— BEGIN —

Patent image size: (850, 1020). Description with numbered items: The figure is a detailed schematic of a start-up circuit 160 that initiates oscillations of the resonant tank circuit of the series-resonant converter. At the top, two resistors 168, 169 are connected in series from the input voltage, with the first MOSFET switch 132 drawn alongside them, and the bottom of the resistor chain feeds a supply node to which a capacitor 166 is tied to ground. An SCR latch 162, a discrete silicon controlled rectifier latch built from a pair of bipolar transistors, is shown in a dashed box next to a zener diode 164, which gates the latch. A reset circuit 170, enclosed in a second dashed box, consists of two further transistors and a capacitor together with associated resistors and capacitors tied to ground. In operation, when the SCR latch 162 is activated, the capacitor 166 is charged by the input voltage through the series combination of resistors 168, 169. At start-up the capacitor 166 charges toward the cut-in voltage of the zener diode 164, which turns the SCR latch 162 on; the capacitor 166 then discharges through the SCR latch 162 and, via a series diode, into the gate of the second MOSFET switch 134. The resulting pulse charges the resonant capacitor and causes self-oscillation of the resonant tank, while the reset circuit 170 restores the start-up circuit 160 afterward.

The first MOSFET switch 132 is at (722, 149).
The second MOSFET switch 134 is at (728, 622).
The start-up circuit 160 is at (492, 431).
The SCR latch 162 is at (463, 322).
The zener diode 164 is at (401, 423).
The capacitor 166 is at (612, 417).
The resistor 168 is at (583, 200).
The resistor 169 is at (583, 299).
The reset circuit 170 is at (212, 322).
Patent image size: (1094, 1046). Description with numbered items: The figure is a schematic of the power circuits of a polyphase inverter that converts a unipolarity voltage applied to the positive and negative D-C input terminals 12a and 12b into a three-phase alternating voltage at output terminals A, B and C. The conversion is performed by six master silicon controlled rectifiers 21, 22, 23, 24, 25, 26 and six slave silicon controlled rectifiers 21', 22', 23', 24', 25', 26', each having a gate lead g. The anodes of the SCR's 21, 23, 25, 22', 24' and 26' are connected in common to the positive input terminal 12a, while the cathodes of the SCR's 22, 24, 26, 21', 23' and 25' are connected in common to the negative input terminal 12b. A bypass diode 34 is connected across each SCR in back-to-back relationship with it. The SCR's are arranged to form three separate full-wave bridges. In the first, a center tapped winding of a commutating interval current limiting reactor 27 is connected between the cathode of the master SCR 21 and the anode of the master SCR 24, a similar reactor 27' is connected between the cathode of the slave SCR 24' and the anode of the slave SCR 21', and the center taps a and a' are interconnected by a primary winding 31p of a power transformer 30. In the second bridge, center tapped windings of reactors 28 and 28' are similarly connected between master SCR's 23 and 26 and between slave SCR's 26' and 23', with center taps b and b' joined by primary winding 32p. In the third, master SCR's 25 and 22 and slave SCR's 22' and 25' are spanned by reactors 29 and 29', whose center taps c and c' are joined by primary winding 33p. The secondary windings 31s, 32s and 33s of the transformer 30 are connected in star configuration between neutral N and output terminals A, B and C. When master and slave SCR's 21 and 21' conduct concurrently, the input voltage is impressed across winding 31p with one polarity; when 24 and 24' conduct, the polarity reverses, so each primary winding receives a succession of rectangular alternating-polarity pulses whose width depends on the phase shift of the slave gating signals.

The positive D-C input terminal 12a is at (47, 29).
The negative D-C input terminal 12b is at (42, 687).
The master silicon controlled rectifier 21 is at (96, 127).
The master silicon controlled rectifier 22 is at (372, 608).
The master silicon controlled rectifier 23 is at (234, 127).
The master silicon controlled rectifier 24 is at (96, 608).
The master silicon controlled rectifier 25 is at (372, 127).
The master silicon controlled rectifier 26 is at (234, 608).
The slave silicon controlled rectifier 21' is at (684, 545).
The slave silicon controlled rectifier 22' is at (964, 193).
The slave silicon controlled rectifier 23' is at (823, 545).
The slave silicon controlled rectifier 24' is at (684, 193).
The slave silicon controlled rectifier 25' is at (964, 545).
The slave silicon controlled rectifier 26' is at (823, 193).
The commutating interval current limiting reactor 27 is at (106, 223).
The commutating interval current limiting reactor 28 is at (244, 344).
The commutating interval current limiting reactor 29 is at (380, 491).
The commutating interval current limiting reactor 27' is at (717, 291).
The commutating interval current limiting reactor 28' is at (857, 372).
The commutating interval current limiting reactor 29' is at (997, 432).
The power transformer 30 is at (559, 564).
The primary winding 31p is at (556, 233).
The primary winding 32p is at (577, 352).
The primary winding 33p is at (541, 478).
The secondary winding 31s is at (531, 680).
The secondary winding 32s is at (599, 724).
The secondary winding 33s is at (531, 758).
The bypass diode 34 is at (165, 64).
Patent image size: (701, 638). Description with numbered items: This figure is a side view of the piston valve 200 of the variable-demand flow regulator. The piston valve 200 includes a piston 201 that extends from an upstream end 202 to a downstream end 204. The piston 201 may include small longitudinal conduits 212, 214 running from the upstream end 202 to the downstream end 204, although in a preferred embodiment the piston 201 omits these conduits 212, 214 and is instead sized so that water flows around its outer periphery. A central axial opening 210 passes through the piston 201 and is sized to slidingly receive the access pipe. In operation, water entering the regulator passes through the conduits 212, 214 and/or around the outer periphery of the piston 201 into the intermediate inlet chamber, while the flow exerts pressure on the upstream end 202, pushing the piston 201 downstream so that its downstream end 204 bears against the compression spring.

— END —

EXERCISE OBJECTIVE
Could you rewrite the records from the start through the line with "The capacitor 166 is at (612, 417).", swapping "resonant tank circuit" for "resonant tank network" and leaving everything else as it is?

EXERCISE OUTPUT
Patent image size: (850, 1020). Description with numbered items: The figure is a detailed schematic of a start-up circuit 160 that initiates oscillations of the resonant tank network of the series-resonant converter. At the top, two resistors 168, 169 are connected in series from the input voltage, with the first MOSFET switch 132 drawn alongside them, and the bottom of the resistor chain feeds a supply node to which a capacitor 166 is tied to ground. An SCR latch 162, a discrete silicon controlled rectifier latch built from a pair of bipolar transistors, is shown in a dashed box next to a zener diode 164, which gates the latch. A reset circuit 170, enclosed in a second dashed box, consists of two further transistors and a capacitor together with associated resistors and capacitors tied to ground. In operation, when the SCR latch 162 is activated, the capacitor 166 is charged by the input voltage through the series combination of resistors 168, 169. At start-up the capacitor 166 charges toward the cut-in voltage of the zener diode 164, which turns the SCR latch 162 on; the capacitor 166 then discharges through the SCR latch 162 and, via a series diode, into the gate of the second MOSFET switch 134. The resulting pulse charges the resonant capacitor and causes self-oscillation of the resonant tank, while the reset circuit 170 restores the start-up circuit 160 afterward.

The first MOSFET switch 132 is at (722, 149).
The second MOSFET switch 134 is at (728, 622).
The start-up circuit 160 is at (492, 431).
The SCR latch 162 is at (463, 322).
The zener diode 164 is at (401, 423).
The capacitor 166 is at (612, 417).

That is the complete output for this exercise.